→ Reading text
If you’re using an associative array (or integer indexed one), the risk is that PHP will bomb out if it can’t find the index/key. You can avoid this using the array_key_exists() function. It returns a bool and takes two arguments, the first being the key and the second the array. There are a number of array functions similar to those in the STL – in_array(), array_push(), array_pop(), count() sort(), and so on.
To add elements to an array this syntax is:
$a2[] = "Another";
$a3["purple"] = "violet";
The first adds an item indexed by the next available integer index. The second form adds a key/value pair. And yes, if the key or index already exists you’ll over-write the current value with your new one.
To remove an item from an array, you need the unset() function. It basically takes one or more variables or array locations as parameters and removes them, as if they’ve never been set
unset ($a3[6], $a3["green"); // Blue and green should never be seen.
Multi-dimensional array access is the same as for ‘C’ – i.e. as many indexes as you need each in their own square brackets
Flow Control
I hope you had fun with variables and strings. Now we come to some good news. The flow control structures in PHP are the same as ‘C’, Java and C#. Including blocking statements together with curly brackets.

→ What the exercise asks
Transcribe the portion of the PHP arrays passage that opens with the words containing "To remove an" and closes with "with curly brackets.".

→ Collected data
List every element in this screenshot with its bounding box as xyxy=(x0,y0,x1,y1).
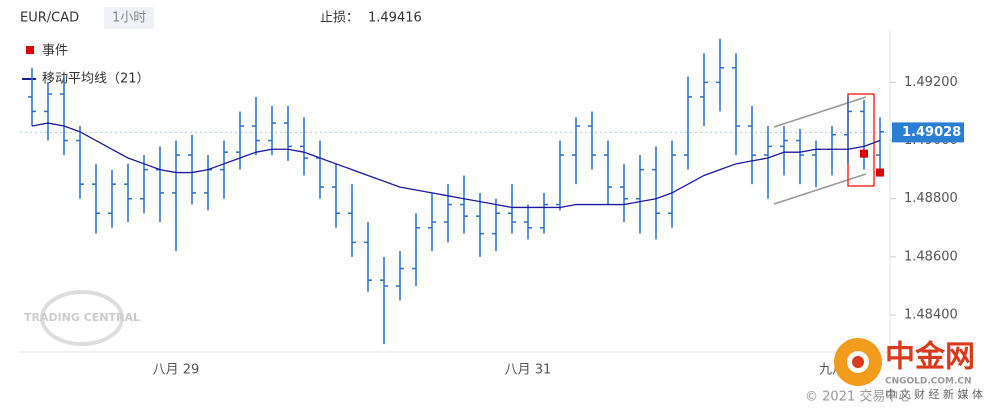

→ The response
To remove an item from an array, you need the unset() function. It basically takes one or more variables or array locations as parameters and removes them, as if they’ve never been set
unset ($a3[6], $a3["green"); // Blue and green should never be seen.
Multi-dimensional array access is the same as for ‘C’ – i.e. as many indexes as you need each in their own square brackets
Flow Control
I hope you had fun with variables and strings. Now we come to some good news. The flow control structures in PHP are the same as ‘C’, Java and C#. Including blocking statements together with curly brackets.